• WHAT NEEDS TO BE DONE: Copy every line of the material below word for word.

• LISTED RECORDS:
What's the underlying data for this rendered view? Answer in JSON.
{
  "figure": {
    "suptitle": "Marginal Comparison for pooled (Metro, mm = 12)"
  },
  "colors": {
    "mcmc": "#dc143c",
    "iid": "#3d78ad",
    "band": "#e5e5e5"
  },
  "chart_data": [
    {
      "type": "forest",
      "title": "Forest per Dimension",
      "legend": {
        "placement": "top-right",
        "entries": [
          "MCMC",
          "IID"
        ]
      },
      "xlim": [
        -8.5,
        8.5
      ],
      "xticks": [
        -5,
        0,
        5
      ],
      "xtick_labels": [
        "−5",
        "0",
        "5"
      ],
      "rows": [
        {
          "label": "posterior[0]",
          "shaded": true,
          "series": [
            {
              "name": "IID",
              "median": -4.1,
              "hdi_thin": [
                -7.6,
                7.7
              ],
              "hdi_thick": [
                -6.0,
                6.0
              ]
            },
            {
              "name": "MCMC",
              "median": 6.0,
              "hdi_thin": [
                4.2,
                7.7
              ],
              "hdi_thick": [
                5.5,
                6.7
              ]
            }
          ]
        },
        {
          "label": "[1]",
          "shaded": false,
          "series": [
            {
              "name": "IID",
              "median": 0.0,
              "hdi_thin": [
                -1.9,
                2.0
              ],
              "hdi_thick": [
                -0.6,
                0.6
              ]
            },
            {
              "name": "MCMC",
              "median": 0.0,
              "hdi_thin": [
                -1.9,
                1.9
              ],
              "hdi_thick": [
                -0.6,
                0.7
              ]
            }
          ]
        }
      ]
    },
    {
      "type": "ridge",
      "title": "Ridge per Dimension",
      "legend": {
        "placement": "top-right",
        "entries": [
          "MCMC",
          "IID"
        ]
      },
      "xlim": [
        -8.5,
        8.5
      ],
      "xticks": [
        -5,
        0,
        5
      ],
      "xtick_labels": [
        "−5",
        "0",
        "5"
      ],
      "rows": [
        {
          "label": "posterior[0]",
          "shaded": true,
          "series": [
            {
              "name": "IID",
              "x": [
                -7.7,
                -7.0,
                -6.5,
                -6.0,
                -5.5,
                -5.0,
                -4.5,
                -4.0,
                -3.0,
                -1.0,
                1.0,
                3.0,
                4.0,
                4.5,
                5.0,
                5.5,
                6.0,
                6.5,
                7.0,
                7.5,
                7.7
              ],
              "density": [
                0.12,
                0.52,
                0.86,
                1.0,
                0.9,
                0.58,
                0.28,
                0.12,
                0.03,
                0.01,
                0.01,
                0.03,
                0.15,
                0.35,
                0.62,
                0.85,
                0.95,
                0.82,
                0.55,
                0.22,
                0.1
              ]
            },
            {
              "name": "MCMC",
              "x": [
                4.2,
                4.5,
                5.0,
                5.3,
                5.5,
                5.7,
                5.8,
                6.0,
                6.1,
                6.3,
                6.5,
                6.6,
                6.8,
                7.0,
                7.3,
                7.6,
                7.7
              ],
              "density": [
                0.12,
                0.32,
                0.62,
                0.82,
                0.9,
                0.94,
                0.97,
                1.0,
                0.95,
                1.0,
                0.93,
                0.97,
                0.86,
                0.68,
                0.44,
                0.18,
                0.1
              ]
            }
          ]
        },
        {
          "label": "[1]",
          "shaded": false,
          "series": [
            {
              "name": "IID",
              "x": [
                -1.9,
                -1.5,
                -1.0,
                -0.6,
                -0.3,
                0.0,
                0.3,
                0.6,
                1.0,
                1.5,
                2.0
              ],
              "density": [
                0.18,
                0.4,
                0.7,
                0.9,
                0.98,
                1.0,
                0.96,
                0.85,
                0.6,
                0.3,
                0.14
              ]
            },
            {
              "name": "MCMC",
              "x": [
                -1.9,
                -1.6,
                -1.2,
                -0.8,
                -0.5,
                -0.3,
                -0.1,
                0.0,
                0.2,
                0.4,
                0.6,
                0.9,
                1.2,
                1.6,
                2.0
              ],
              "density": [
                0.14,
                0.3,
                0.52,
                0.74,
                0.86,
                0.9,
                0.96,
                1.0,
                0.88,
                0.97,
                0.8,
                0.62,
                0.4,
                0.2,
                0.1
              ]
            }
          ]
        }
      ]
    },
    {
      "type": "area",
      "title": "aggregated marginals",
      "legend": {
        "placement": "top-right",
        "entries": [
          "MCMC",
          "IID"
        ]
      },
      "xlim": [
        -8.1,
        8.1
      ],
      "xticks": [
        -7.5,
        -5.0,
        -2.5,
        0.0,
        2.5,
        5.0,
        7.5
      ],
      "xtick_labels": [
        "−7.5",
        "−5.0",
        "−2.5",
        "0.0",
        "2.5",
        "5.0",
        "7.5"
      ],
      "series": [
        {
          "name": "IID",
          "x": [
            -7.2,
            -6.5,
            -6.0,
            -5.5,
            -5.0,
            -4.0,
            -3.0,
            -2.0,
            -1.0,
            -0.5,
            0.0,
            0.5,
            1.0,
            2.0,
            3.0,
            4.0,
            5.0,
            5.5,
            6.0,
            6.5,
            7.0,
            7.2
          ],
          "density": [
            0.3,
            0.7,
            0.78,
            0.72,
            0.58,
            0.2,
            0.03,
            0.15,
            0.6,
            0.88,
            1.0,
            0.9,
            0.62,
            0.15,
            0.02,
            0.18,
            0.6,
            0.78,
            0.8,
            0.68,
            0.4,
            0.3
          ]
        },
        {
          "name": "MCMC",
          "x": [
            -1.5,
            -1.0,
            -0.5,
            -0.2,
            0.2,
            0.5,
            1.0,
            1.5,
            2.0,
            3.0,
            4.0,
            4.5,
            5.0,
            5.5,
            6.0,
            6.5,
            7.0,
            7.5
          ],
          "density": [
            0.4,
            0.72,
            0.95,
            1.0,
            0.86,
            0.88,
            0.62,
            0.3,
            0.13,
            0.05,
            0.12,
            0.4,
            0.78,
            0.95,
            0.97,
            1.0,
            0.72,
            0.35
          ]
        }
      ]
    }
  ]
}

• EXERCISE RESULT:
What's the underlying data for this rendered view? Answer in JSON.
{
  "figure": {
    "suptitle": "Marginal Comparison for pooled (Metro, mm = 12)"
  },
  "colors": {
    "mcmc": "#dc143c",
    "iid": "#3d78ad",
    "band": "#e5e5e5"
  },
  "chart_data": [
    {
      "type": "forest",
      "title": "Forest per Dimension",
      "legend": {
        "placement": "top-right",
        "entries": [
          "MCMC",
          "IID"
        ]
      },
      "xlim": [
        -8.5,
        8.5
      ],
      "xticks": [
        -5,
        0,
        5
      ],
      "xtick_labels": [
        "−5",
        "0",
        "5"
      ],
      "rows": [
        {
          "label": "posterior[0]",
          "shaded": true,
          "series": [
            {
              "name": "IID",
              "median": -4.1,
              "hdi_thin": [
                -7.6,
                7.7
              ],
              "hdi_thick": [
                -6.0,
                6.0
              ]
            },
            {
              "name": "MCMC",
              "median": 6.0,
              "hdi_thin": [
                4.2,
                7.7
              ],
              "hdi_thick": [
                5.5,
                6.7
              ]
            }
          ]
        },
        {
          "label": "[1]",
          "shaded": false,
          "series": [
            {
              "name": "IID",
              "median": 0.0,
              "hdi_thin": [
                -1.9,
                2.0
              ],
              "hdi_thick": [
                -0.6,
                0.6
              ]
            },
            {
              "name": "MCMC",
              "median": 0.0,
              "hdi_thin": [
                -1.9,
                1.9
              ],
              "hdi_thick": [
                -0.6,
                0.7
              ]
            }
          ]
        }
      ]
    },
    {
      "type": "ridge",
      "title": "Ridge per Dimension",
      "legend": {
        "placement": "top-right",
        "entries": [
          "MCMC",
          "IID"
        ]
      },
      "xlim": [
        -8.5,
        8.5
      ],
      "xticks": [
        -5,
        0,
        5
      ],
      "xtick_labels": [
        "−5",
        "0",
        "5"
      ],
      "rows": [
        {
          "label": "posterior[0]",
          "shaded": true,
          "series": [
            {
              "name": "IID",
              "x": [
                -7.7,
                -7.0,
                -6.5,
                -6.0,
                -5.5,
                -5.0,
                -4.5,
                -4.0,
                -3.0,
                -1.0,
                1.0,
                3.0,
                4.0,
                4.5,
                5.0,
                5.5,
                6.0,
                6.5,
                7.0,
                7.5,
                7.7
              ],
              "density": [
                0.12,
                0.52,
                0.86,
                1.0,
                0.9,
                0.58,
                0.28,
                0.12,
                0.03,
                0.01,
                0.01,
                0.03,
                0.15,
                0.35,
                0.62,
                0.85,
                0.95,
                0.82,
                0.55,
                0.22,
                0.1
              ]
            },
            {
              "name": "MCMC",
              "x": [
                4.2,
                4.5,
                5.0,
                5.3,
                5.5,
                5.7,
                5.8,
                6.0,
                6.1,
                6.3,
                6.5,
                6.6,
                6.8,
                7.0,
                7.3,
                7.6,
                7.7
              ],
              "density": [
                0.12,
                0.32,
                0.62,
                0.82,
                0.9,
                0.94,
                0.97,
                1.0,
                0.95,
                1.0,
                0.93,
                0.97,
                0.86,
                0.68,
                0.44,
                0.18,
                0.1
              ]
            }
          ]
        },
        {
          "label": "[1]",
          "shaded": false,
          "series": [
            {
              "name": "IID",
              "x": [
                -1.9,
                -1.5,
                -1.0,
                -0.6,
                -0.3,
                0.0,
                0.3,
                0.6,
                1.0,
                1.5,
                2.0
              ],
              "density": [
                0.18,
                0.4,
                0.7,
                0.9,
                0.98,
                1.0,
                0.96,
                0.85,
                0.6,
                0.3,
                0.14
              ]
            },
            {
              "name": "MCMC",
              "x": [
                -1.9,
                -1.6,
                -1.2,
                -0.8,
                -0.5,
                -0.3,
                -0.1,
                0.0,
                0.2,
                0.4,
                0.6,
                0.9,
                1.2,
                1.6,
                2.0
              ],
              "density": [
                0.14,
                0.3,
                0.52,
                0.74,
                0.86,
                0.9,
                0.96,
                1.0,
                0.88,
                0.97,
                0.8,
                0.62,
                0.4,
                0.2,
                0.1
              ]
            }
          ]
        }
      ]
    },
    {
      "type": "area",
      "title": "aggregated marginals",
      "legend": {
        "placement": "top-right",
        "entries": [
          "MCMC",
          "IID"
        ]
      },
      "xlim": [
        -8.1,
        8.1
      ],
      "xticks": [
        -7.5,
        -5.0,
        -2.5,
        0.0,
        2.5,
        5.0,
        7.5
      ],
      "xtick_labels": [
        "−7.5",
        "−5.0",
        "−2.5",
        "0.0",
        "2.5",
        "5.0",
        "7.5"
      ],
      "series": [
        {
          "name": "IID",
          "x": [
            -7.2,
            -6.5,
            -6.0,
            -5.5,
            -5.0,
            -4.0,
            -3.0,
            -2.0,
            -1.0,
            -0.5,
            0.0,
            0.5,
            1.0,
            2.0,
            3.0,
            4.0,
            5.0,
            5.5,
            6.0,
            6.5,
            7.0,
            7.2
          ],
          "density": [
            0.3,
            0.7,
            0.78,
            0.72,
            0.58,
            0.2,
            0.03,
            0.15,
            0.6,
            0.88,
            1.0,
            0.9,
            0.62,
            0.15,
            0.02,
            0.18,
            0.6,
            0.78,
            0.8,
            0.68,
            0.4,
            0.3
          ]
        },
        {
          "name": "MCMC",
          "x": [
            -1.5,
            -1.0,
            -0.5,
            -0.2,
            0.2,
            0.5,
            1.0,
            1.5,
            2.0,
            3.0,
            4.0,
            4.5,
            5.0,
            5.5,
            6.0,
            6.5,
            7.0,
            7.5
          ],
          "density": [
            0.4,
            0.72,
            0.95,
            1.0,
            0.86,
            0.88,
            0.62,
            0.3,
            0.13,
            0.05,
            0.12,
            0.4,
            0.78,
            0.95,
            0.97,
            1.0,
            0.72,
            0.35
          ]
        }
      ]
    }
  ]
}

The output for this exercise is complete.